» GOAL
Copy every line in the records below that contains the word "neck".

» DATA SHOWN
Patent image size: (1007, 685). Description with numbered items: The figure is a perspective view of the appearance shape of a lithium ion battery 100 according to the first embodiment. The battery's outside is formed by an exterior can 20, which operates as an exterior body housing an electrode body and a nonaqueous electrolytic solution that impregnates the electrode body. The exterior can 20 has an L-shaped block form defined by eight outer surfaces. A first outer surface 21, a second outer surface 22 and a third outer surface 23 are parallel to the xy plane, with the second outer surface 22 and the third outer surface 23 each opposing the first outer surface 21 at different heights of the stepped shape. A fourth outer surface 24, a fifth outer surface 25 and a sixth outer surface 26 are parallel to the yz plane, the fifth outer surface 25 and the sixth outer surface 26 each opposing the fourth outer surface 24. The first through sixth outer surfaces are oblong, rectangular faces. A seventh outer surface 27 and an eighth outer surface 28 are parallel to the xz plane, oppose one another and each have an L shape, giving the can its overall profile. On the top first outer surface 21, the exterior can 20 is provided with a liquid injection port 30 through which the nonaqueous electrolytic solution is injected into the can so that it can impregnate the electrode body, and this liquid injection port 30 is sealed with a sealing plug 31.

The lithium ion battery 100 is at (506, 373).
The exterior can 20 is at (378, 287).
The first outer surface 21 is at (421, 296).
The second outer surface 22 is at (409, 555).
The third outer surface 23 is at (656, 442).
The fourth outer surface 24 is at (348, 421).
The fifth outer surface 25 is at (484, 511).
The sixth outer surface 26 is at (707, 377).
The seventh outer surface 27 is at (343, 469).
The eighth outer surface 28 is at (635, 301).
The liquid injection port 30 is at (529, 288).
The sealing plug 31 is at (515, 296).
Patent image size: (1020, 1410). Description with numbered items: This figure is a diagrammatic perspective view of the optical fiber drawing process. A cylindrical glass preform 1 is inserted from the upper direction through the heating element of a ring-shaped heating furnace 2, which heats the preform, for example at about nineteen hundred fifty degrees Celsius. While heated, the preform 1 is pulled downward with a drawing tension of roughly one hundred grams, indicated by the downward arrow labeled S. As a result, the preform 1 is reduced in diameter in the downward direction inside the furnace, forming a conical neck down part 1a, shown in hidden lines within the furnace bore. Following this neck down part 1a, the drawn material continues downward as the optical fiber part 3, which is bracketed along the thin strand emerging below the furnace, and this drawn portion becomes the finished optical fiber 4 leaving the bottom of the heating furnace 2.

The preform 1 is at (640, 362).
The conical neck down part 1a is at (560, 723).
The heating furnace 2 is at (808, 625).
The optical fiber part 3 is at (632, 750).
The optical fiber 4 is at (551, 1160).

» FULL ANSWER
Patent image size: (1020, 1410). Description with numbered items: This figure is a diagrammatic perspective view of the optical fiber drawing process. A cylindrical glass preform 1 is inserted from the upper direction through the heating element of a ring-shaped heating furnace 2, which heats the preform, for example at about nineteen hundred fifty degrees Celsius. While heated, the preform 1 is pulled downward with a drawing tension of roughly one hundred grams, indicated by the downward arrow labeled S. As a result, the preform 1 is reduced in diameter in the downward direction inside the furnace, forming a conical neck down part 1a, shown in hidden lines within the furnace bore. Following this neck down part 1a, the drawn material continues downward as the optical fiber part 3, which is bracketed along the thin strand emerging below the furnace, and this drawn portion becomes the finished optical fiber 4 leaving the bottom of the heating furnace 2.
The conical neck down part 1a is at (560, 723).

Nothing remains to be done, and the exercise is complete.